Retype the whole listing verbatim and keep the pictures out of it.

Data records —
★ ★ ★

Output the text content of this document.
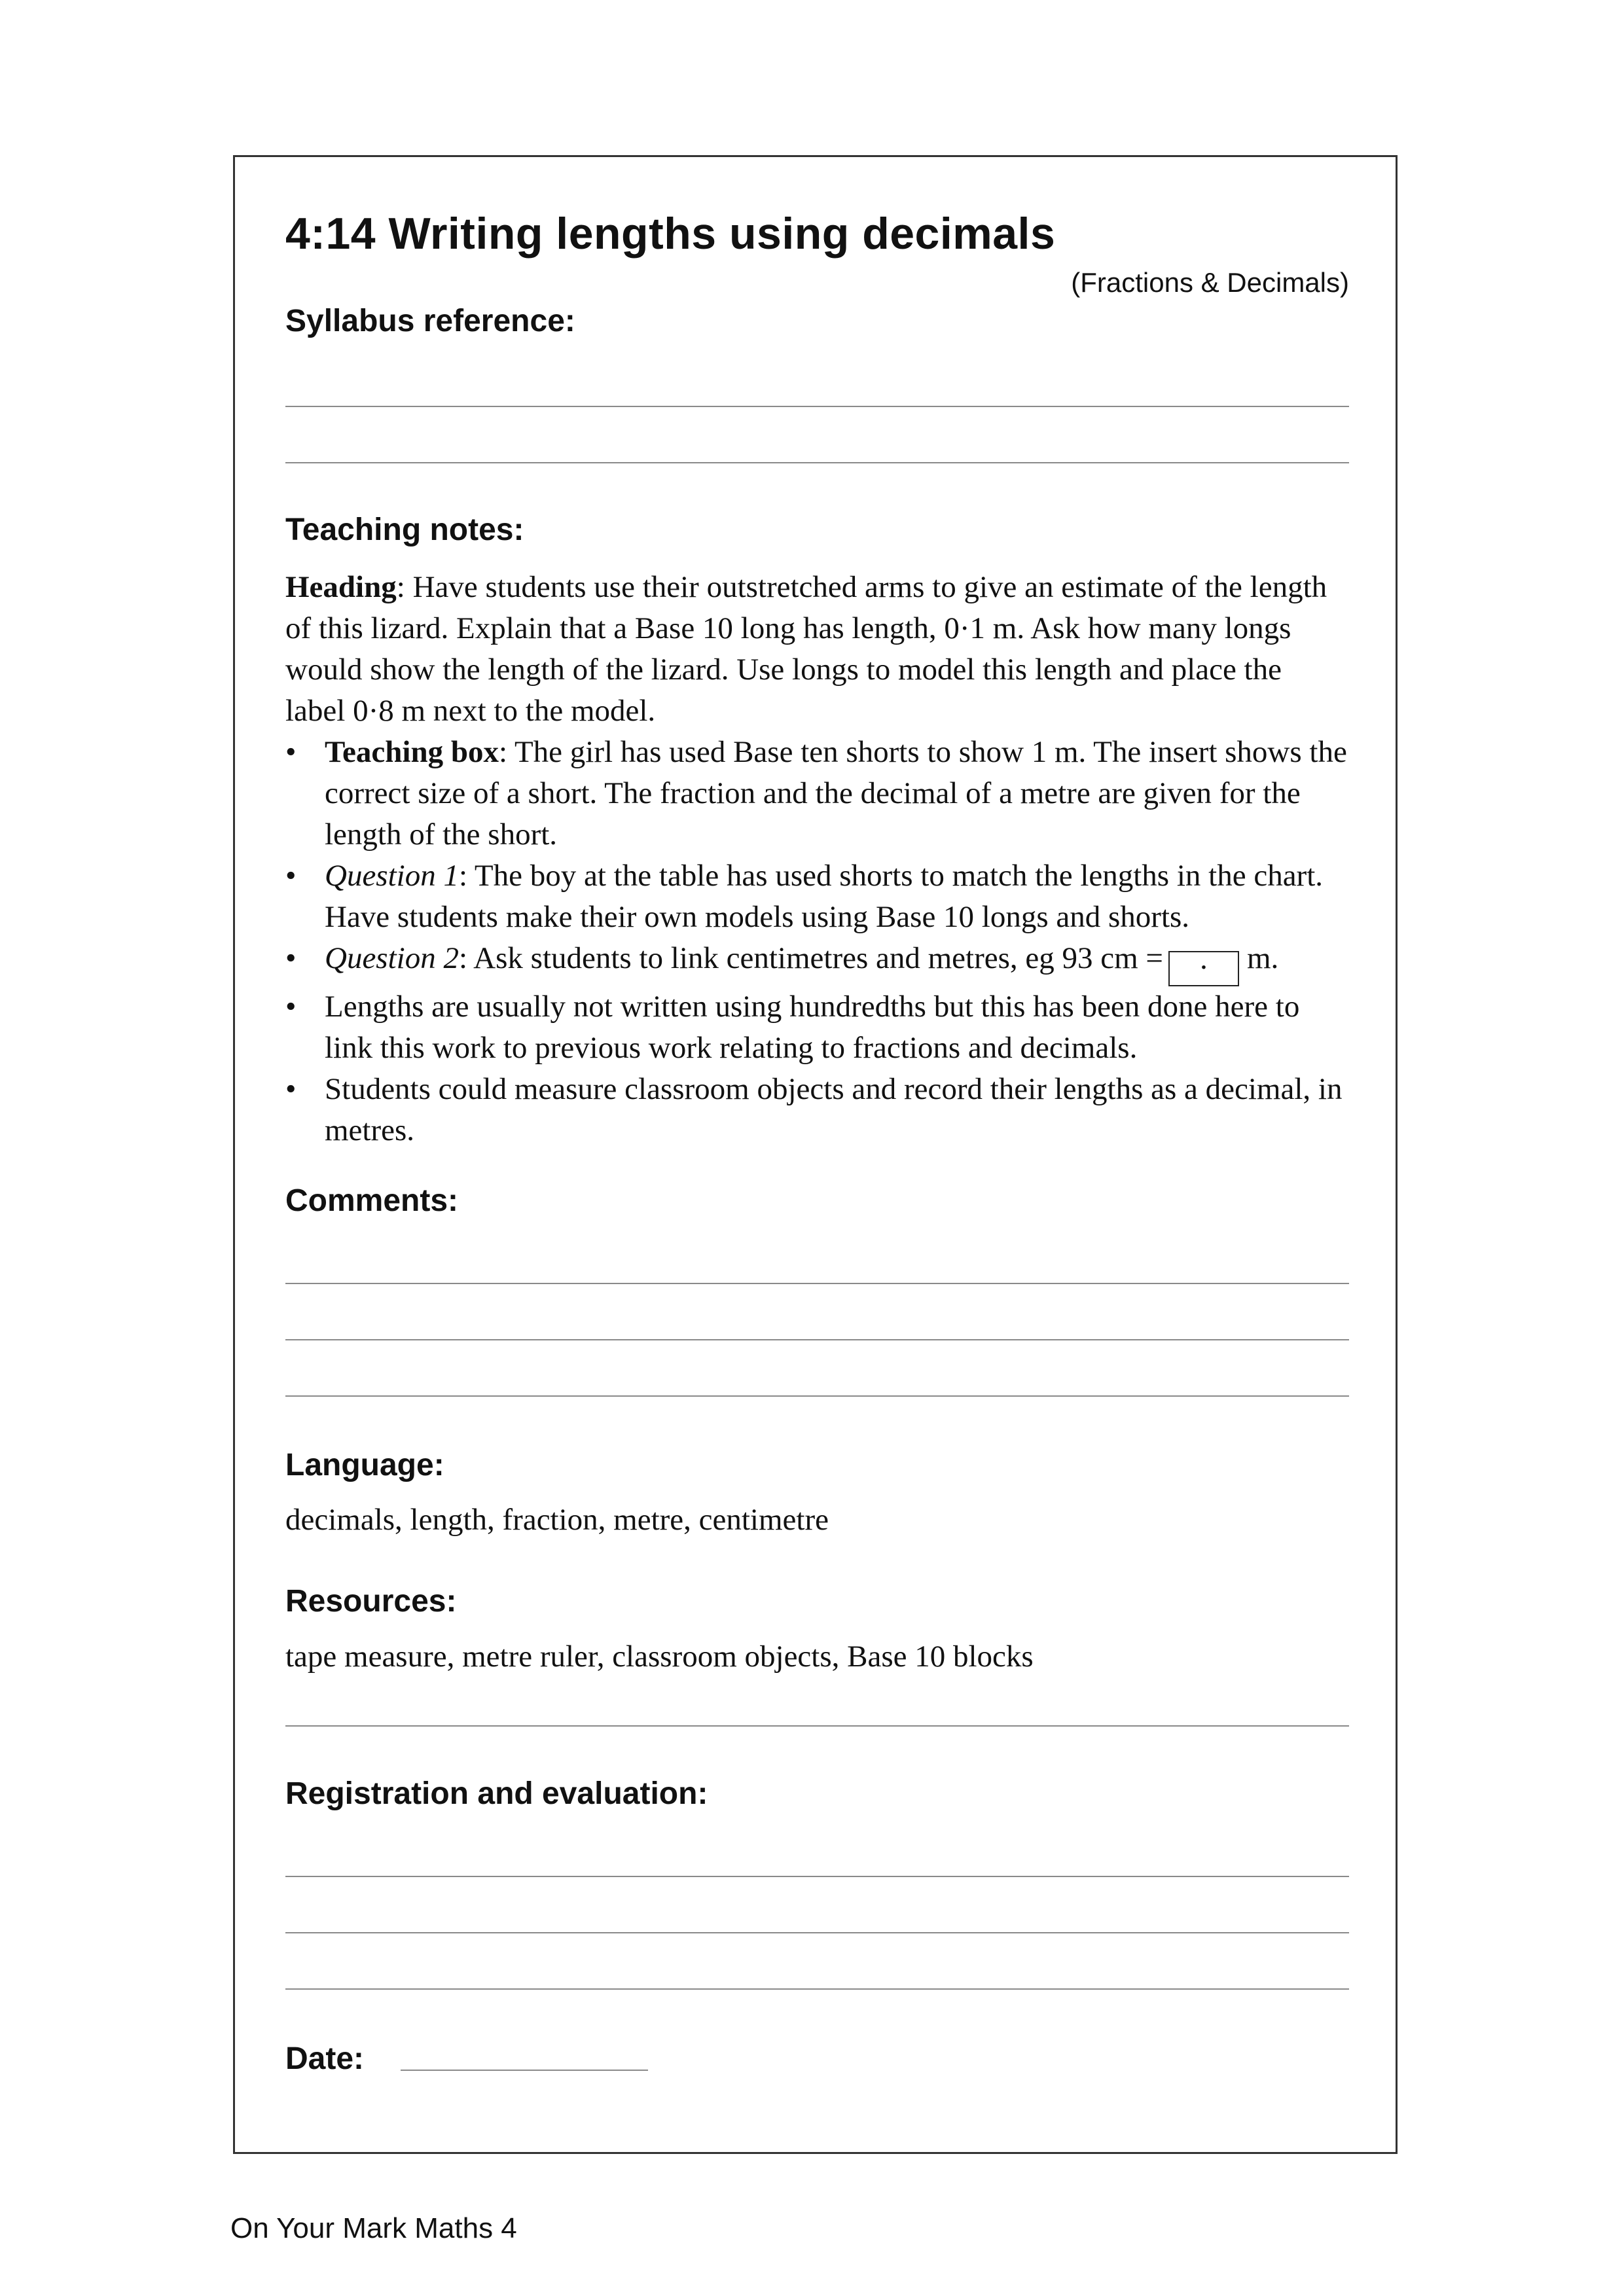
4:14 Writing lengths using decimals
(Fractions & Decimals)
Syllabus reference:
Teaching notes:

Heading: Have students use their outstretched arms to give an estimate of the length of this lizard. Explain that a Base 10 long has length, 0·1 m. Ask how many longs would show the length of the lizard. Use longs to model this length and place the label 0·8 m next to the model.

• Teaching box: The girl has used Base ten shorts to show 1 m. The insert shows the correct size of a short. The fraction and the decimal of a metre are given for the length of the short.
• Question 1: The boy at the table has used shorts to match the lengths in the chart. Have students make their own models using Base 10 longs and shorts.
• Question 2: Ask students to link centimetres and metres, eg 93 cm = · m.
• Lengths are usually not written using hundredths but this has been done here to link this work to previous work relating to fractions and decimals.
• Students could measure classroom objects and record their lengths as a decimal, in metres.
Comments:
Language:
decimals, length, fraction, metre, centimetre
Resources:
tape measure, metre ruler, classroom objects, Base 10 blocks
Registration and evaluation:
Date:
On Your Mark Maths 4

★ ★ ★

Output of the exercise —
Output the text content of this document.
4:14 Writing lengths using decimals
(Fractions & Decimals)
Syllabus reference:
Teaching notes:

Heading: Have students use their outstretched arms to give an estimate of the length of this lizard. Explain that a Base 10 long has length, 0·1 m. Ask how many longs would show the length of the lizard. Use longs to model this length and place the label 0·8 m next to the model.

• Teaching box: The girl has used Base ten shorts to show 1 m. The insert shows the correct size of a short. The fraction and the decimal of a metre are given for the length of the short.
• Question 1: The boy at the table has used shorts to match the lengths in the chart. Have students make their own models using Base 10 longs and shorts.
• Question 2: Ask students to link centimetres and metres, eg 93 cm = · m.
• Lengths are usually not written using hundredths but this has been done here to link this work to previous work relating to fractions and decimals.
• Students could measure classroom objects and record their lengths as a decimal, in metres.
Comments:
Language:
decimals, length, fraction, metre, centimetre
Resources:
tape measure, metre ruler, classroom objects, Base 10 blocks
Registration and evaluation:
Date:
On Your Mark Maths 4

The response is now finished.